▶ [Written request] Here are some records; copy every line that holds the word "name".

(Saved entries)
▬▬▬▬▬▬▬▬▬▬

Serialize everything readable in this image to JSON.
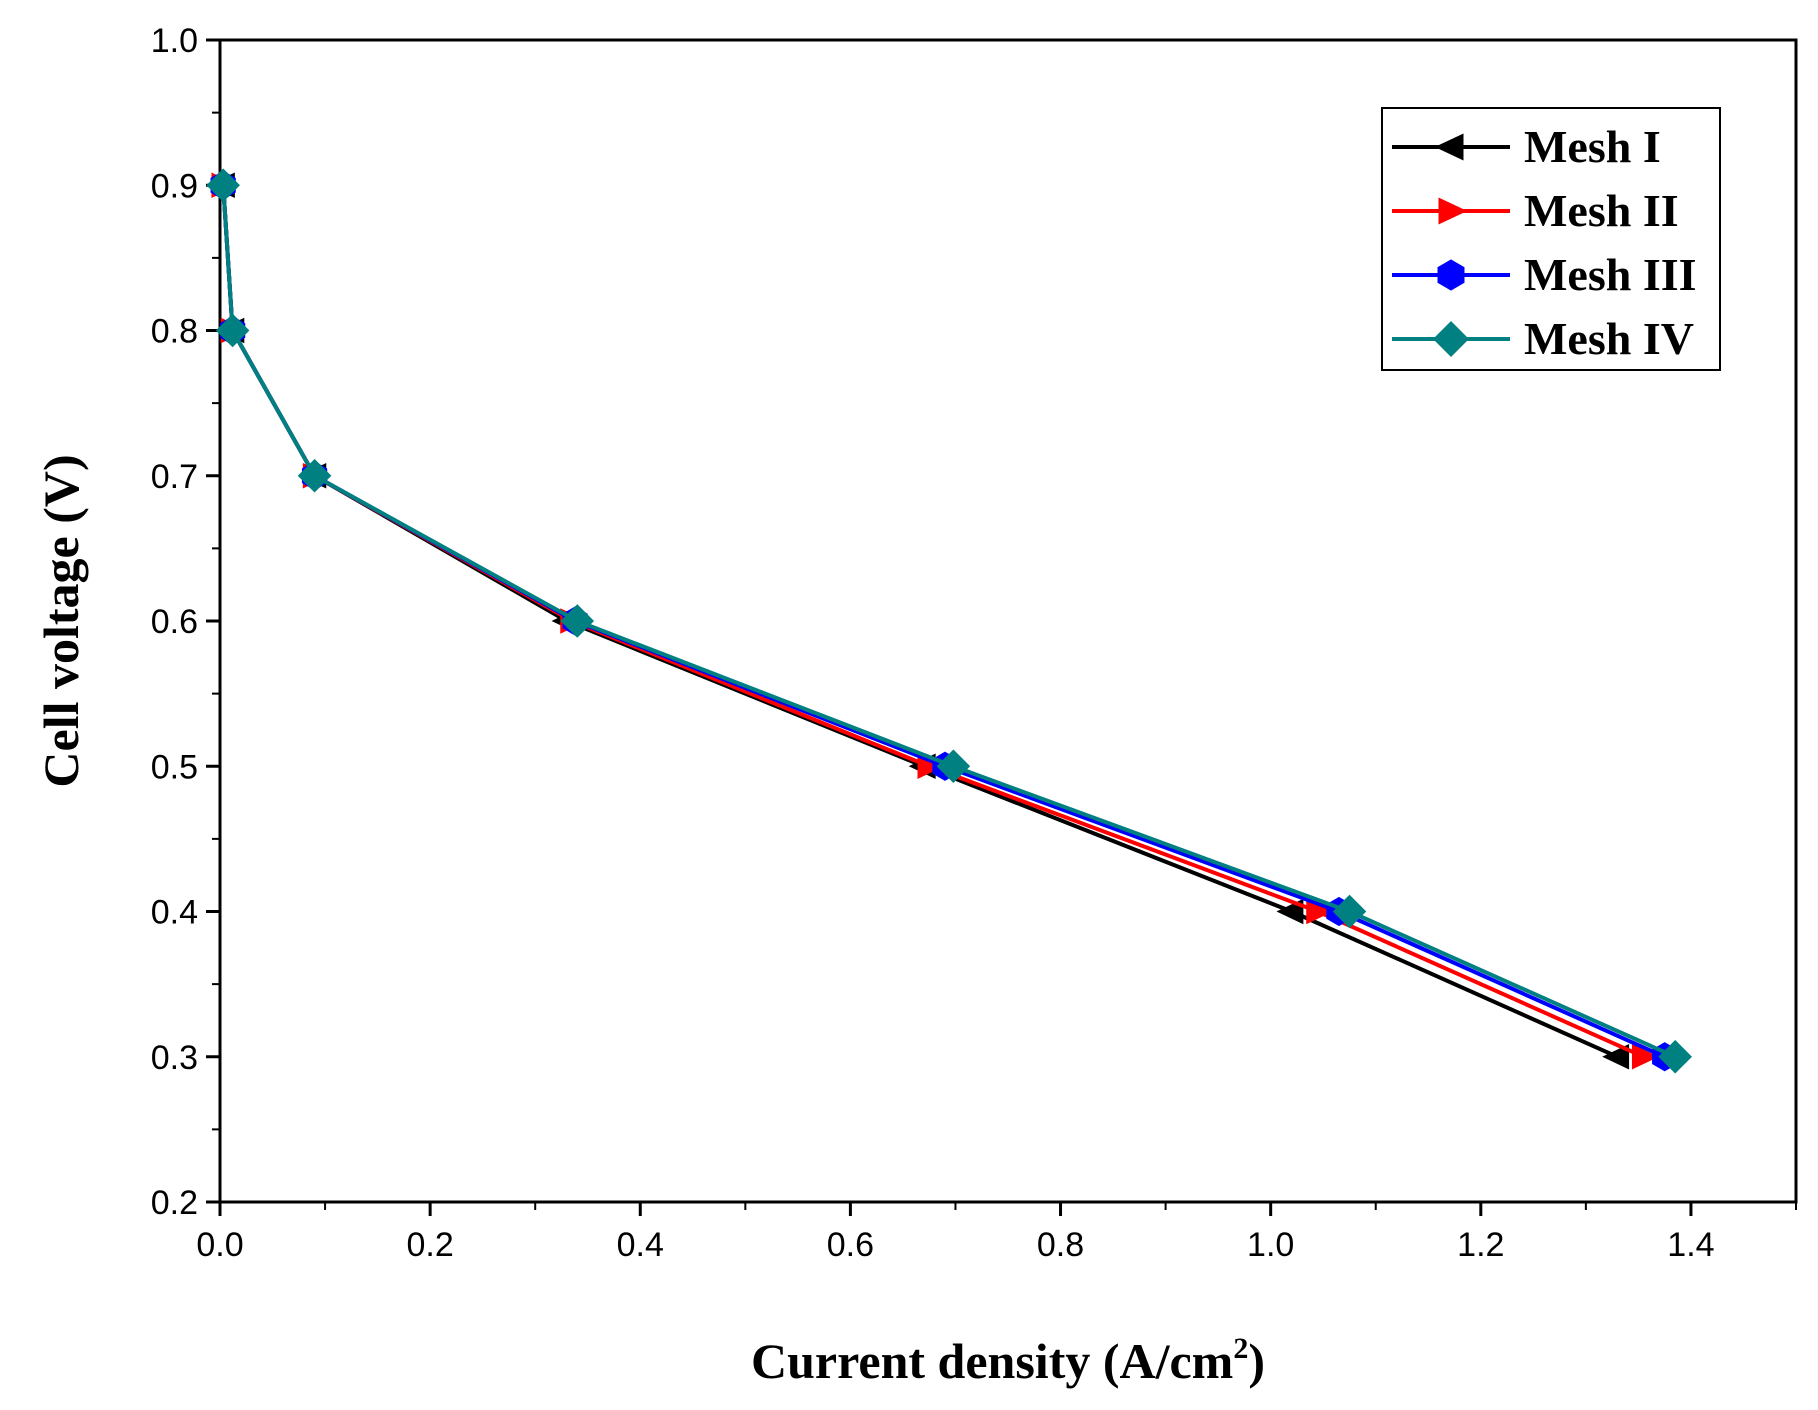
{
  "chart_data": {
    "type": "line",
    "xlabel": "Current density (A/cm",
    "xlabel_sup": "2",
    "xlabel_close": ")",
    "ylabel": "Cell voltage (V)",
    "xlim": [
      0.0,
      1.5
    ],
    "ylim": [
      0.2,
      1.0
    ],
    "xticks": [
      "0.0",
      "0.2",
      "0.4",
      "0.6",
      "0.8",
      "1.0",
      "1.2",
      "1.4"
    ],
    "yticks": [
      "0.2",
      "0.3",
      "0.4",
      "0.5",
      "0.6",
      "0.7",
      "0.8",
      "0.9",
      "1.0"
    ],
    "legend_position": "top-right",
    "series": [
      {
        "name": "Mesh I",
        "color": "#000000",
        "marker": "triangle-left",
        "x": [
          0.003,
          0.012,
          0.09,
          0.33,
          0.67,
          1.02,
          1.33
        ],
        "y": [
          0.9,
          0.8,
          0.7,
          0.6,
          0.5,
          0.4,
          0.3
        ]
      },
      {
        "name": "Mesh II",
        "color": "#ff0000",
        "marker": "triangle-right",
        "x": [
          0.003,
          0.012,
          0.09,
          0.335,
          0.675,
          1.045,
          1.355
        ],
        "y": [
          0.9,
          0.8,
          0.7,
          0.6,
          0.5,
          0.4,
          0.3
        ]
      },
      {
        "name": "Mesh III",
        "color": "#0000ff",
        "marker": "hexagon",
        "x": [
          0.003,
          0.012,
          0.09,
          0.338,
          0.69,
          1.065,
          1.375
        ],
        "y": [
          0.9,
          0.8,
          0.7,
          0.6,
          0.5,
          0.4,
          0.3
        ]
      },
      {
        "name": "Mesh IV",
        "color": "#008080",
        "marker": "diamond",
        "x": [
          0.003,
          0.012,
          0.09,
          0.34,
          0.698,
          1.075,
          1.385
        ],
        "y": [
          0.9,
          0.8,
          0.7,
          0.6,
          0.5,
          0.4,
          0.3
        ]
      }
    ]
  }
}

▬▬▬▬▬▬▬▬▬▬

▶ [Result for this exercise]
        "name": "Mesh I",
        "name": "Mesh II",
        "name": "Mesh III",
        "name": "Mesh IV",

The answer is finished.